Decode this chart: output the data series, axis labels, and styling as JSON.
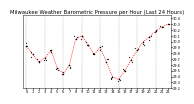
{
  "title": "Milwaukee Weather Barometric Pressure per Hour (Last 24 Hours)",
  "hours": [
    0,
    1,
    2,
    3,
    4,
    5,
    6,
    7,
    8,
    9,
    10,
    11,
    12,
    13,
    14,
    15,
    16,
    17,
    18,
    19,
    20,
    21,
    22,
    23
  ],
  "pressure": [
    29.92,
    29.78,
    29.65,
    29.72,
    29.85,
    29.55,
    29.45,
    29.6,
    30.05,
    30.1,
    29.95,
    29.78,
    29.9,
    29.65,
    29.4,
    29.35,
    29.5,
    29.68,
    29.85,
    30.0,
    30.08,
    30.18,
    30.25,
    30.3
  ],
  "scatter_offsets": [
    0.02,
    -0.05,
    0.03,
    -0.02,
    0.04,
    -0.03,
    0.02,
    -0.04,
    0.03,
    -0.02,
    0.05,
    -0.03,
    0.02,
    -0.05,
    0.03,
    -0.02,
    0.04,
    -0.03,
    0.02,
    -0.04,
    0.03,
    -0.02,
    0.01,
    0.0
  ],
  "ylim": [
    29.2,
    30.45
  ],
  "yticks": [
    29.2,
    29.3,
    29.4,
    29.5,
    29.6,
    29.7,
    29.8,
    29.9,
    30.0,
    30.1,
    30.2,
    30.3,
    30.4
  ],
  "ytick_labels": [
    "29.2",
    "29.3",
    "29.4",
    "29.5",
    "29.6",
    "29.7",
    "29.8",
    "29.9",
    "30.0",
    "30.1",
    "30.2",
    "30.3",
    "30.4"
  ],
  "xtick_positions": [
    0,
    1,
    2,
    3,
    4,
    5,
    6,
    7,
    8,
    9,
    10,
    11,
    12,
    13,
    14,
    15,
    16,
    17,
    18,
    19,
    20,
    21,
    22,
    23
  ],
  "xtick_labels": [
    "0",
    "1",
    "2",
    "3",
    "4",
    "5",
    "6",
    "7",
    "8",
    "9",
    "10",
    "11",
    "12",
    "13",
    "14",
    "15",
    "16",
    "17",
    "18",
    "19",
    "20",
    "21",
    "22",
    "23"
  ],
  "vgrid_positions": [
    0,
    3,
    6,
    9,
    12,
    15,
    18,
    21
  ],
  "line_color": "#ff0000",
  "dot_color": "#000000",
  "grid_color": "#888888",
  "bg_color": "#ffffff",
  "plot_bg_color": "#ffffff",
  "title_fontsize": 3.8,
  "tick_fontsize": 2.5,
  "line_width": 0.5,
  "dot_size": 1.2
}
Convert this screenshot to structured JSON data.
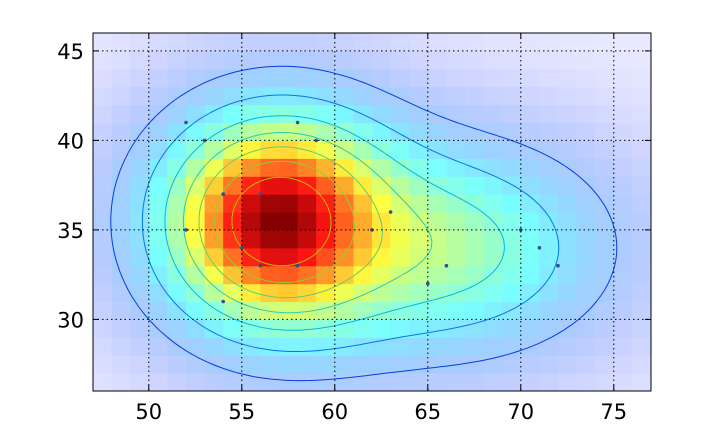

════════

(Given problem):
Copy each line of the listing that contains the string "ffffff".

(Finished task):
  "bg_color": "#ffffff",
  "plot_bg_color": "#ffffff",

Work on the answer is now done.